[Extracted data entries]
+++
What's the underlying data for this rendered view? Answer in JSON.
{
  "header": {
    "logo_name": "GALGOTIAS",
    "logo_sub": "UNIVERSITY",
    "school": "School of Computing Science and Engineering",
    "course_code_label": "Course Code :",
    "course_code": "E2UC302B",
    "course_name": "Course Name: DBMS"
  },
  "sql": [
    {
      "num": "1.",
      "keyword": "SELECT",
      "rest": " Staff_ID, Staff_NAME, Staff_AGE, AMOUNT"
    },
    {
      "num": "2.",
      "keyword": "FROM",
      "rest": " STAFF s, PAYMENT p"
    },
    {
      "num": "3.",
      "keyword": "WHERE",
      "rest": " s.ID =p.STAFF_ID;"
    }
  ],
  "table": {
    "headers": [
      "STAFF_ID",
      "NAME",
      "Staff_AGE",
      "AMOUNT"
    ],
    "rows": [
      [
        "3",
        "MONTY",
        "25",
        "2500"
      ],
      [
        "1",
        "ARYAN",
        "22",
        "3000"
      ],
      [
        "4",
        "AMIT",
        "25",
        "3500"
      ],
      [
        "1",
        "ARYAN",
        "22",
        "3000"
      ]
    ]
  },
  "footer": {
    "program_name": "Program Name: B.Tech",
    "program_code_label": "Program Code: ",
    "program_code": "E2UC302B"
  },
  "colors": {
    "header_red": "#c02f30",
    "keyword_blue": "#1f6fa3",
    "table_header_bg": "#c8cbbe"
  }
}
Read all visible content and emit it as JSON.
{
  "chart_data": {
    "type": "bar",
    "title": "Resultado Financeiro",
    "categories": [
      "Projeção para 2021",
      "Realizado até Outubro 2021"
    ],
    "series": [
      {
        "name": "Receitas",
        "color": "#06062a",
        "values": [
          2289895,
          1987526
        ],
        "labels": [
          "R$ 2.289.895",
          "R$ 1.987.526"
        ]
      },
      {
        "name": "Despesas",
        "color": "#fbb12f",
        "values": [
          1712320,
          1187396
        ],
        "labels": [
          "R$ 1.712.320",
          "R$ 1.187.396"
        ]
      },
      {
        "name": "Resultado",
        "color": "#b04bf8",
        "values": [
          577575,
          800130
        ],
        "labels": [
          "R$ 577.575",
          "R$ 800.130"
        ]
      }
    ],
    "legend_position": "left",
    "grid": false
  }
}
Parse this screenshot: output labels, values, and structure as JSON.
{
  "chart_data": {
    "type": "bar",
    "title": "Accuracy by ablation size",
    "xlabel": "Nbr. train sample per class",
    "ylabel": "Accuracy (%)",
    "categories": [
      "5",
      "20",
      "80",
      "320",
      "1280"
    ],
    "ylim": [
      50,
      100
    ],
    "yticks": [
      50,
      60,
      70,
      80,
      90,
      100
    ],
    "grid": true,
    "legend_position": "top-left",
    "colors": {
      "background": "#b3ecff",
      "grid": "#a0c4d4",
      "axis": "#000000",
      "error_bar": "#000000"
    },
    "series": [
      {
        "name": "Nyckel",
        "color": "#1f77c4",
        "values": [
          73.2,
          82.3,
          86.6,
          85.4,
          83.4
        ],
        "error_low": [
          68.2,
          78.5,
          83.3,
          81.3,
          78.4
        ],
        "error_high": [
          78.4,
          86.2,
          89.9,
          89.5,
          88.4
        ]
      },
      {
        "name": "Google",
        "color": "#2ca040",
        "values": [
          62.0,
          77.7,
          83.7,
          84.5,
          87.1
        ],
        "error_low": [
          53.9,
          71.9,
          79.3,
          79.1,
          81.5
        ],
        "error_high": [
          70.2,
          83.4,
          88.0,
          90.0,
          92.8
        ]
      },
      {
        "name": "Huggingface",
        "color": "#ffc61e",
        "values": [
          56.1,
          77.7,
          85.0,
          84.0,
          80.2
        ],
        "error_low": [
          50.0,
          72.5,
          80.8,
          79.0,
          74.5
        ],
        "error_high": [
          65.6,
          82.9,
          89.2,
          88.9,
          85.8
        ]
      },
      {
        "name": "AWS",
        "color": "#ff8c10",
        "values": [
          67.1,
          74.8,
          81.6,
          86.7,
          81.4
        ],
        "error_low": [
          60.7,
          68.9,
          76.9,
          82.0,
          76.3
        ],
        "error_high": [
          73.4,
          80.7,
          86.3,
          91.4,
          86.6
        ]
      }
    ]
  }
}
+++
- [AIM]:
Check every line of the listing for the string "Resultado" and report how many lines have it, as a number alone.

- [RESULT]:
2